What to work on
Repeat the listing that follows, character for character, minus the pictures.

+++ The input +++

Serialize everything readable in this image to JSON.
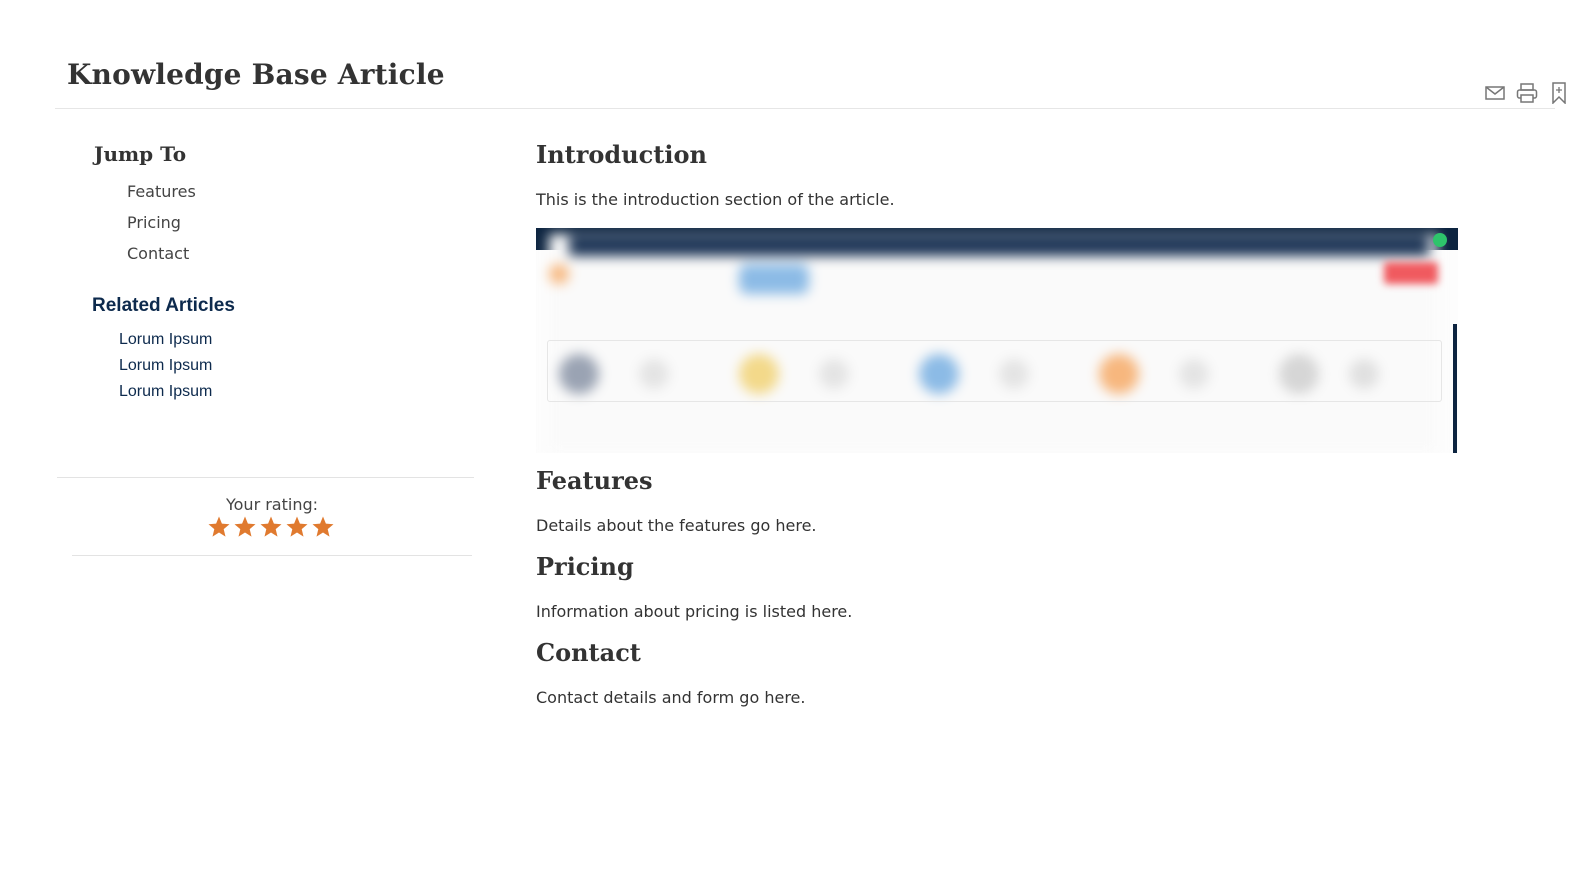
{
  "header": {
    "title": "Knowledge Base Article",
    "actions": [
      {
        "name": "email",
        "icon": "email-icon"
      },
      {
        "name": "print",
        "icon": "print-icon"
      },
      {
        "name": "bookmark",
        "icon": "bookmark-icon"
      }
    ]
  },
  "sidebar": {
    "jump_title": "Jump To",
    "jump_links": [
      "Features",
      "Pricing",
      "Contact"
    ],
    "related_title": "Related Articles",
    "related_links": [
      "Lorum Ipsum",
      "Lorum Ipsum",
      "Lorum Ipsum"
    ],
    "rating": {
      "label": "Your rating:",
      "value": 5,
      "max": 5,
      "star_color": "#e07a2f"
    }
  },
  "content": {
    "sections": [
      {
        "heading": "Introduction",
        "text": "This is the introduction section of the article."
      },
      {
        "heading": "Features",
        "text": "Details about the features go here."
      },
      {
        "heading": "Pricing",
        "text": "Information about pricing is listed here."
      },
      {
        "heading": "Contact",
        "text": "Contact details and form go here."
      }
    ]
  },
  "colors": {
    "accent_navy": "#0d2a4d",
    "text": "#333333",
    "star": "#e07a2f"
  }
}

+++

The completed task
Serialize everything readable in this image to JSON.
{
  "header": {
    "title": "Knowledge Base Article",
    "actions": [
      {
        "name": "email",
        "icon": "email-icon"
      },
      {
        "name": "print",
        "icon": "print-icon"
      },
      {
        "name": "bookmark",
        "icon": "bookmark-icon"
      }
    ]
  },
  "sidebar": {
    "jump_title": "Jump To",
    "jump_links": [
      "Features",
      "Pricing",
      "Contact"
    ],
    "related_title": "Related Articles",
    "related_links": [
      "Lorum Ipsum",
      "Lorum Ipsum",
      "Lorum Ipsum"
    ],
    "rating": {
      "label": "Your rating:",
      "value": 5,
      "max": 5,
      "star_color": "#e07a2f"
    }
  },
  "content": {
    "sections": [
      {
        "heading": "Introduction",
        "text": "This is the introduction section of the article."
      },
      {
        "heading": "Features",
        "text": "Details about the features go here."
      },
      {
        "heading": "Pricing",
        "text": "Information about pricing is listed here."
      },
      {
        "heading": "Contact",
        "text": "Contact details and form go here."
      }
    ]
  },
  "colors": {
    "accent_navy": "#0d2a4d",
    "text": "#333333",
    "star": "#e07a2f"
  }
}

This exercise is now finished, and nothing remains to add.